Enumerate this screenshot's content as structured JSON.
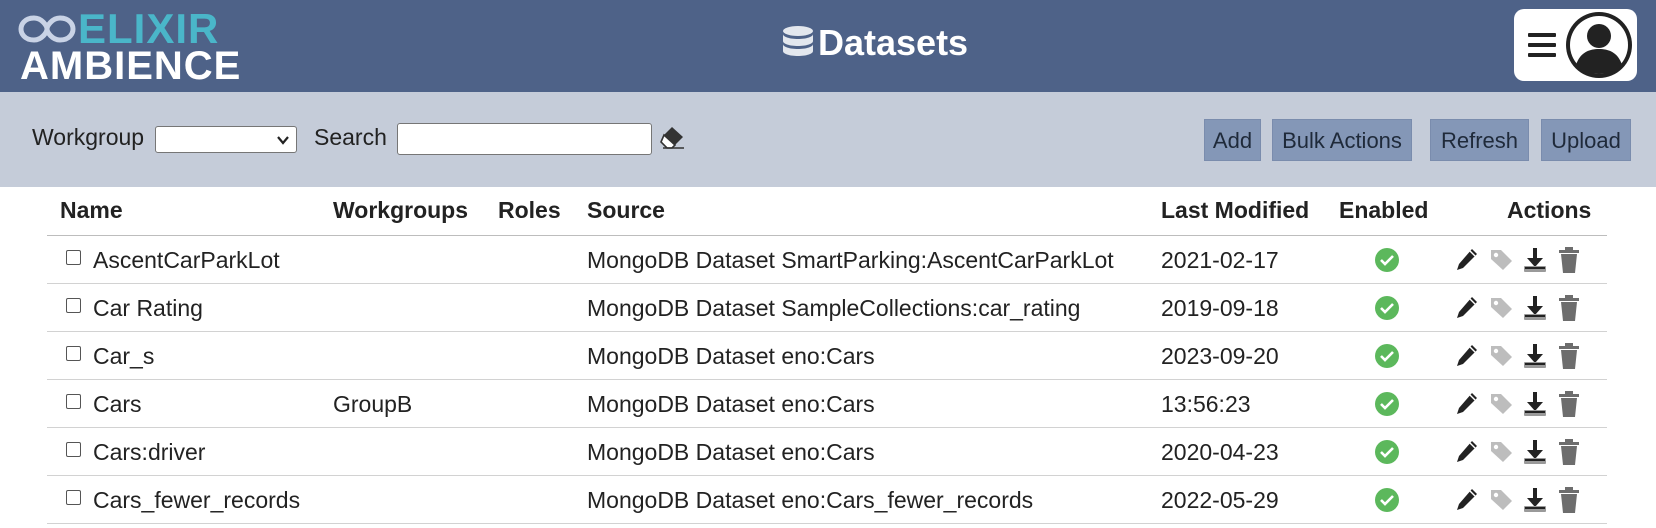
{
  "header": {
    "logo": {
      "line1": "ELIXIR",
      "line2": "AMBIENCE"
    },
    "title": "Datasets",
    "title_icon": "database-icon",
    "menu_icon": "hamburger-icon",
    "avatar_icon": "user-avatar-icon"
  },
  "toolbar": {
    "workgroup_label": "Workgroup",
    "workgroup_value": "",
    "search_label": "Search",
    "search_value": "",
    "clear_icon": "eraser-icon",
    "buttons": {
      "add": "Add",
      "bulk": "Bulk Actions",
      "refresh": "Refresh",
      "upload": "Upload"
    }
  },
  "table": {
    "columns": {
      "name": "Name",
      "workgroups": "Workgroups",
      "roles": "Roles",
      "source": "Source",
      "last_modified": "Last Modified",
      "enabled": "Enabled",
      "actions": "Actions"
    },
    "rows": [
      {
        "name": "AscentCarParkLot",
        "workgroups": "",
        "roles": "",
        "source": "MongoDB Dataset SmartParking:AscentCarParkLot",
        "last_modified": "2021-02-17",
        "enabled": true
      },
      {
        "name": "Car Rating",
        "workgroups": "",
        "roles": "",
        "source": "MongoDB Dataset SampleCollections:car_rating",
        "last_modified": "2019-09-18",
        "enabled": true
      },
      {
        "name": "Car_s",
        "workgroups": "",
        "roles": "",
        "source": "MongoDB Dataset eno:Cars",
        "last_modified": "2023-09-20",
        "enabled": true
      },
      {
        "name": "Cars",
        "workgroups": "GroupB",
        "roles": "",
        "source": "MongoDB Dataset eno:Cars",
        "last_modified": "13:56:23",
        "enabled": true
      },
      {
        "name": "Cars:driver",
        "workgroups": "",
        "roles": "",
        "source": "MongoDB Dataset eno:Cars",
        "last_modified": "2020-04-23",
        "enabled": true
      },
      {
        "name": "Cars_fewer_records",
        "workgroups": "",
        "roles": "",
        "source": "MongoDB Dataset eno:Cars_fewer_records",
        "last_modified": "2022-05-29",
        "enabled": true
      }
    ],
    "action_icons": [
      "pencil-icon",
      "tag-icon",
      "download-icon",
      "trash-icon"
    ]
  },
  "colors": {
    "header_bg": "#4e6288",
    "toolbar_bg": "#c5ccd9",
    "logo_accent": "#4ab6c9",
    "button_bg": "#8497b7",
    "enabled_green": "#5cb85c"
  }
}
****
(DO THIS)
Transcribe the full listing above exactly as it stands, minus the pictures.

(FINISHED ANSWER)
Enumerate this screenshot's content as structured JSON.
{
  "header": {
    "logo": {
      "line1": "ELIXIR",
      "line2": "AMBIENCE"
    },
    "title": "Datasets",
    "title_icon": "database-icon",
    "menu_icon": "hamburger-icon",
    "avatar_icon": "user-avatar-icon"
  },
  "toolbar": {
    "workgroup_label": "Workgroup",
    "workgroup_value": "",
    "search_label": "Search",
    "search_value": "",
    "clear_icon": "eraser-icon",
    "buttons": {
      "add": "Add",
      "bulk": "Bulk Actions",
      "refresh": "Refresh",
      "upload": "Upload"
    }
  },
  "table": {
    "columns": {
      "name": "Name",
      "workgroups": "Workgroups",
      "roles": "Roles",
      "source": "Source",
      "last_modified": "Last Modified",
      "enabled": "Enabled",
      "actions": "Actions"
    },
    "rows": [
      {
        "name": "AscentCarParkLot",
        "workgroups": "",
        "roles": "",
        "source": "MongoDB Dataset SmartParking:AscentCarParkLot",
        "last_modified": "2021-02-17",
        "enabled": true
      },
      {
        "name": "Car Rating",
        "workgroups": "",
        "roles": "",
        "source": "MongoDB Dataset SampleCollections:car_rating",
        "last_modified": "2019-09-18",
        "enabled": true
      },
      {
        "name": "Car_s",
        "workgroups": "",
        "roles": "",
        "source": "MongoDB Dataset eno:Cars",
        "last_modified": "2023-09-20",
        "enabled": true
      },
      {
        "name": "Cars",
        "workgroups": "GroupB",
        "roles": "",
        "source": "MongoDB Dataset eno:Cars",
        "last_modified": "13:56:23",
        "enabled": true
      },
      {
        "name": "Cars:driver",
        "workgroups": "",
        "roles": "",
        "source": "MongoDB Dataset eno:Cars",
        "last_modified": "2020-04-23",
        "enabled": true
      },
      {
        "name": "Cars_fewer_records",
        "workgroups": "",
        "roles": "",
        "source": "MongoDB Dataset eno:Cars_fewer_records",
        "last_modified": "2022-05-29",
        "enabled": true
      }
    ],
    "action_icons": [
      "pencil-icon",
      "tag-icon",
      "download-icon",
      "trash-icon"
    ]
  },
  "colors": {
    "header_bg": "#4e6288",
    "toolbar_bg": "#c5ccd9",
    "logo_accent": "#4ab6c9",
    "button_bg": "#8497b7",
    "enabled_green": "#5cb85c"
  }
}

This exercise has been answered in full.